» **Supplied material**
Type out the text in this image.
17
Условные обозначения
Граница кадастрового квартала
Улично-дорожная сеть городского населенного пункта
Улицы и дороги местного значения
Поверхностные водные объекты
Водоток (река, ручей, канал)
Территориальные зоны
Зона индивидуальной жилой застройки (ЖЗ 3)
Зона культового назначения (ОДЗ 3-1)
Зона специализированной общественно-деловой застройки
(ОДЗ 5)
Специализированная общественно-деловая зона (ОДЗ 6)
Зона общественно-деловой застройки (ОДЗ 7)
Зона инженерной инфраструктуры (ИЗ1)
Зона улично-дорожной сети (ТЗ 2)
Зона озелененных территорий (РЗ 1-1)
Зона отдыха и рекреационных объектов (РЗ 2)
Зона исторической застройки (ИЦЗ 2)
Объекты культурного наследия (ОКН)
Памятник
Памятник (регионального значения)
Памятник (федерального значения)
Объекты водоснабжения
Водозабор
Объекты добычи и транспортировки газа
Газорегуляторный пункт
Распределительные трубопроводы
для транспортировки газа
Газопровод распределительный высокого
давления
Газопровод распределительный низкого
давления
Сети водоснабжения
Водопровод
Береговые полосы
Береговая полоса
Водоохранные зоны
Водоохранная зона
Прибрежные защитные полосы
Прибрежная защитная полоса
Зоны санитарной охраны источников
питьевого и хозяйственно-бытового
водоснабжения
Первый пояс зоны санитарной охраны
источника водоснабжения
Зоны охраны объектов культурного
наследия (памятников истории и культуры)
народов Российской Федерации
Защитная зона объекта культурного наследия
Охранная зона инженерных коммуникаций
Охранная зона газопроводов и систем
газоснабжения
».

» **Problem to solve**
Retype all of the entries precisely as they are.

» **Result of this exercise**
Type out the text in this image.
17
Условные обозначения
Граница кадастрового квартала
Улично-дорожная сеть городского населенного пункта
Улицы и дороги местного значения
Поверхностные водные объекты
Водоток (река, ручей, канал)
Территориальные зоны
Зона индивидуальной жилой застройки (ЖЗ 3)
Зона культового назначения (ОДЗ 3-1)
Зона специализированной общественно-деловой застройки
(ОДЗ 5)
Специализированная общественно-деловая зона (ОДЗ 6)
Зона общественно-деловой застройки (ОДЗ 7)
Зона инженерной инфраструктуры (ИЗ1)
Зона улично-дорожной сети (ТЗ 2)
Зона озелененных территорий (РЗ 1-1)
Зона отдыха и рекреационных объектов (РЗ 2)
Зона исторической застройки (ИЦЗ 2)
Объекты культурного наследия (ОКН)
Памятник
Памятник (регионального значения)
Памятник (федерального значения)
Объекты водоснабжения
Водозабор
Объекты добычи и транспортировки газа
Газорегуляторный пункт
Распределительные трубопроводы
для транспортировки газа
Газопровод распределительный высокого
давления
Газопровод распределительный низкого
давления
Сети водоснабжения
Водопровод
Береговые полосы
Береговая полоса
Водоохранные зоны
Водоохранная зона
Прибрежные защитные полосы
Прибрежная защитная полоса
Зоны санитарной охраны источников
питьевого и хозяйственно-бытового
водоснабжения
Первый пояс зоны санитарной охраны
источника водоснабжения
Зоны охраны объектов культурного
наследия (памятников истории и культуры)
народов Российской Федерации
Защитная зона объекта культурного наследия
Охранная зона инженерных коммуникаций
Охранная зона газопроводов и систем
газоснабжения
».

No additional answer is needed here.